Written request> Report how many lines contain the word "таблице"; answer with the number only.

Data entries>
* START *
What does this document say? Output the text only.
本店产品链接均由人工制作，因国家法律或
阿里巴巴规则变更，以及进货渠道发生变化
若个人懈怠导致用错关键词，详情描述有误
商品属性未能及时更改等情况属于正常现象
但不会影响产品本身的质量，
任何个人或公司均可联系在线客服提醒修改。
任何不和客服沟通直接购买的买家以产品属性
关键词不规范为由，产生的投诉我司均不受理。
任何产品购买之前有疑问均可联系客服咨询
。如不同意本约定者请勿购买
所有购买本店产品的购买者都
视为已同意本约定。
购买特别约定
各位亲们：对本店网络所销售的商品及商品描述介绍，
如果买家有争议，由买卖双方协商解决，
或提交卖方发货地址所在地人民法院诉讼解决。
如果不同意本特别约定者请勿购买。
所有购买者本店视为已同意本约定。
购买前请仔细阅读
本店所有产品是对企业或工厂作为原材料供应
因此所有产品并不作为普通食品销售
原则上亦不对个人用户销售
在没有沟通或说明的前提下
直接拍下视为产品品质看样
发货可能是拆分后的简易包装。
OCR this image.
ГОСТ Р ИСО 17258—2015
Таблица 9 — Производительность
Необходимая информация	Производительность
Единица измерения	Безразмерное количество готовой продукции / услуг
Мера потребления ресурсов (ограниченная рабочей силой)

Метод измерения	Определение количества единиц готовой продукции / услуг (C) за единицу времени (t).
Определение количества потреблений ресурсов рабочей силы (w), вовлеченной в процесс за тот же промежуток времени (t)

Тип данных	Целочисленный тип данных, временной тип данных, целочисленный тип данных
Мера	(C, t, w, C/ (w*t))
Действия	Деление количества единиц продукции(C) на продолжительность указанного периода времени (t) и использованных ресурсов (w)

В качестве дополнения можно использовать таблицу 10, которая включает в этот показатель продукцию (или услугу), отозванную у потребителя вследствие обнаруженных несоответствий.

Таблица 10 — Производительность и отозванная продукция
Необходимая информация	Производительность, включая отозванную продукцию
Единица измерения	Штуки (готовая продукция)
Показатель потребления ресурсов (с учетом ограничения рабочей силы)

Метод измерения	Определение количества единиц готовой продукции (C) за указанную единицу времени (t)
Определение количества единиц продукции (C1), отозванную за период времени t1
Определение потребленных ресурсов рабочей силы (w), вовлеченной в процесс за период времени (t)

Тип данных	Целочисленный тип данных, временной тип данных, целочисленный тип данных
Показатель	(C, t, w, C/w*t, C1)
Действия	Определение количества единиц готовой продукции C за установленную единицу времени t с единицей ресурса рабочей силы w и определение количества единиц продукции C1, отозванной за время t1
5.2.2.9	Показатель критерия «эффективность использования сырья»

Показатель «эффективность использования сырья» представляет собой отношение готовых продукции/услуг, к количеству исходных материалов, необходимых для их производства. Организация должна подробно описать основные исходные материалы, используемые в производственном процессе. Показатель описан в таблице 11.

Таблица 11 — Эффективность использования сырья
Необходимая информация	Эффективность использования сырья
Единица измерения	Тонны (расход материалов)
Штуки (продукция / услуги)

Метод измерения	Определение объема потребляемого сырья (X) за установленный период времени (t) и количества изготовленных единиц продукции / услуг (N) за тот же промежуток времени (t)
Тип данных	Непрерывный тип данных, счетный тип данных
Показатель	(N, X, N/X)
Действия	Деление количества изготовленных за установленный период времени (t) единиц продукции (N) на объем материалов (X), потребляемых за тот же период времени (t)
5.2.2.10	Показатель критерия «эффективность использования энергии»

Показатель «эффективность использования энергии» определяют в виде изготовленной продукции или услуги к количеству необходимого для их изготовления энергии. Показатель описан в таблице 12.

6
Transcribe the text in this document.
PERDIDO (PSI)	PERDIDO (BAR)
* END *
Exercise response> 2